▶ [WHAT YOU WILL DO]:
Select all lines with the string "JSON" in them, and copy those lines.
>> start
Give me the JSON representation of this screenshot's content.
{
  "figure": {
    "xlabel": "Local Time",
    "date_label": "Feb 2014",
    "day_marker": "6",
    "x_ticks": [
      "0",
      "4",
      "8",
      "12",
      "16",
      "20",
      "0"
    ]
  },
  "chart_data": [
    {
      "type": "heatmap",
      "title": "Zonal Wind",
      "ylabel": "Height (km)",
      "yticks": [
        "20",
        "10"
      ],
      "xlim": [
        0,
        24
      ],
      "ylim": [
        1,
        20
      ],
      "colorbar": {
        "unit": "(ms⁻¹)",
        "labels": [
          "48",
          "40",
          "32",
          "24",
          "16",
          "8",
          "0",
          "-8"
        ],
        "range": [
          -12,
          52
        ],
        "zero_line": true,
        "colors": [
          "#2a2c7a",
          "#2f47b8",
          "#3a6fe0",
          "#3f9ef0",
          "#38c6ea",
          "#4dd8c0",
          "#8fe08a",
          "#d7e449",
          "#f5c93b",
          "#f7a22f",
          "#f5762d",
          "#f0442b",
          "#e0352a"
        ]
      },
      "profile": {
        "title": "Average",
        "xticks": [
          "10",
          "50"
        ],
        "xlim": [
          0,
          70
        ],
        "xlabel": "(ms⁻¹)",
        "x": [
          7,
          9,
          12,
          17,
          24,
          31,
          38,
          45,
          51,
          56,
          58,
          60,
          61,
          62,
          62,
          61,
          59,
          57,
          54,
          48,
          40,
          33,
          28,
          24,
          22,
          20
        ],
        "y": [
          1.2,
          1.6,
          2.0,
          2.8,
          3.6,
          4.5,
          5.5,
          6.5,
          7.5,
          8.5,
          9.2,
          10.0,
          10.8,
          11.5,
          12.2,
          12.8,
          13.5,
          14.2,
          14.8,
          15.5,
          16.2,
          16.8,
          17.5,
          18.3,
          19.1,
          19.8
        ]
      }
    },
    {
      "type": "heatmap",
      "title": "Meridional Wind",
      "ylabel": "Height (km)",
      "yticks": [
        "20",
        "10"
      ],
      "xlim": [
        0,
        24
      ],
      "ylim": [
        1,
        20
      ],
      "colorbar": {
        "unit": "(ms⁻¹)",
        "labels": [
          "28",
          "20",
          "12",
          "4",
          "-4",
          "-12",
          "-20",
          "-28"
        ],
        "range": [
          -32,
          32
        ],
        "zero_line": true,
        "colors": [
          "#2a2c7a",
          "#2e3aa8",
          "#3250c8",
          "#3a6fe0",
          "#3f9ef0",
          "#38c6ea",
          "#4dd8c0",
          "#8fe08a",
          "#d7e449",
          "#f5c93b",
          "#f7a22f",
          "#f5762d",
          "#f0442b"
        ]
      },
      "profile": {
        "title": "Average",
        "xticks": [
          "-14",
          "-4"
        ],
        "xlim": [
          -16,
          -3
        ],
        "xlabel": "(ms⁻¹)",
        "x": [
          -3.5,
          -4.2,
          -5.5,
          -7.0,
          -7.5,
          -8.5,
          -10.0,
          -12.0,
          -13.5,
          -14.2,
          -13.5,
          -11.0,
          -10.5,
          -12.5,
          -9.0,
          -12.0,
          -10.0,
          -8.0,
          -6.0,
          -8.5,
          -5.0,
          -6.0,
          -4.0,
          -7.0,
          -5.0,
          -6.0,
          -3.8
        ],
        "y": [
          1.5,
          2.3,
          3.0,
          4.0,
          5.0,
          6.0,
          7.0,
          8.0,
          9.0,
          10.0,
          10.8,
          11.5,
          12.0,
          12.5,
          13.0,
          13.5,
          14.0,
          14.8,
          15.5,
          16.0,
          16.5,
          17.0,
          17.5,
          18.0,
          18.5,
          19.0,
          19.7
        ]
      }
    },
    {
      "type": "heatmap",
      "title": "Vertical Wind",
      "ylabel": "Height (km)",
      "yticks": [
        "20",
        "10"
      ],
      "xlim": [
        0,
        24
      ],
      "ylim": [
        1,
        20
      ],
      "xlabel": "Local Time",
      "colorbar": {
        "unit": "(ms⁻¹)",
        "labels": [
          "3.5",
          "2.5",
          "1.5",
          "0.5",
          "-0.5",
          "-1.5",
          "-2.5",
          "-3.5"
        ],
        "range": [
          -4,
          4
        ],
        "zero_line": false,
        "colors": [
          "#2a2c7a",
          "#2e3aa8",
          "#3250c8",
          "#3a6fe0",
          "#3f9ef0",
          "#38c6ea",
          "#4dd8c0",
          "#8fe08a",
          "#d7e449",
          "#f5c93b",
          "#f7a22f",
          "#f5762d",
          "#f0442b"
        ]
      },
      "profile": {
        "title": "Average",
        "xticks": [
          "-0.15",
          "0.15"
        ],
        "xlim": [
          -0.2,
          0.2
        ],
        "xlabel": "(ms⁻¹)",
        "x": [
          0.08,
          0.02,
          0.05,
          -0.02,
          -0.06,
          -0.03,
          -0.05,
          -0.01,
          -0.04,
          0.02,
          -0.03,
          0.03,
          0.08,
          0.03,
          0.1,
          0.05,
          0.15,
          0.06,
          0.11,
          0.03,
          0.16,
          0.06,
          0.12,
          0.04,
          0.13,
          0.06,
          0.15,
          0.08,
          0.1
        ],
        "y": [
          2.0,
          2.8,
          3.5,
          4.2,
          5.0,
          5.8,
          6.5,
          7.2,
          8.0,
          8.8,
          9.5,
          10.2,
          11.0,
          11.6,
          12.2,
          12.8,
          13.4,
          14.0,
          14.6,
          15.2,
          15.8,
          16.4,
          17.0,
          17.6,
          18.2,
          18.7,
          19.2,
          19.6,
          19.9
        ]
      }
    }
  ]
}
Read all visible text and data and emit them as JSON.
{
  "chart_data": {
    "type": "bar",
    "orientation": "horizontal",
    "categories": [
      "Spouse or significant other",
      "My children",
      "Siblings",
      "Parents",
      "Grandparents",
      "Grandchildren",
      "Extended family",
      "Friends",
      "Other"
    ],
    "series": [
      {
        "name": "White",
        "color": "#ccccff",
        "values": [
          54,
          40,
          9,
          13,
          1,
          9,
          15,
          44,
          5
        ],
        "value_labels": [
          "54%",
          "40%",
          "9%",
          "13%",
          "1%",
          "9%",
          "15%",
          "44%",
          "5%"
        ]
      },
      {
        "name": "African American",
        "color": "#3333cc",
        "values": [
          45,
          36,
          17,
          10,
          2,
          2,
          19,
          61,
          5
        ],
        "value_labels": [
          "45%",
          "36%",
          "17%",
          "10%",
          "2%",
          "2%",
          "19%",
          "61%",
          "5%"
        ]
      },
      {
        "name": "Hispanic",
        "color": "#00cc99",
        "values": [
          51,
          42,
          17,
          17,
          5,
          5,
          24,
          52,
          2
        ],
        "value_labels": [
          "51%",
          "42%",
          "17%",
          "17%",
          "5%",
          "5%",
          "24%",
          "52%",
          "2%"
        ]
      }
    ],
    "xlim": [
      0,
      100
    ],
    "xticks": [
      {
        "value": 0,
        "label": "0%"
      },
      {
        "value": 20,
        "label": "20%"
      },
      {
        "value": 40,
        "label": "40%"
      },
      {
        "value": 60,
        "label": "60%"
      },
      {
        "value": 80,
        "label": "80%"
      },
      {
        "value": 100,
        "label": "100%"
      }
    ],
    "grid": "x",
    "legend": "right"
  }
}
>> end
▶ [RIGHT ANSWER]:
Give me the JSON representation of this screenshot's content.
Read all visible text and data and emit them as JSON.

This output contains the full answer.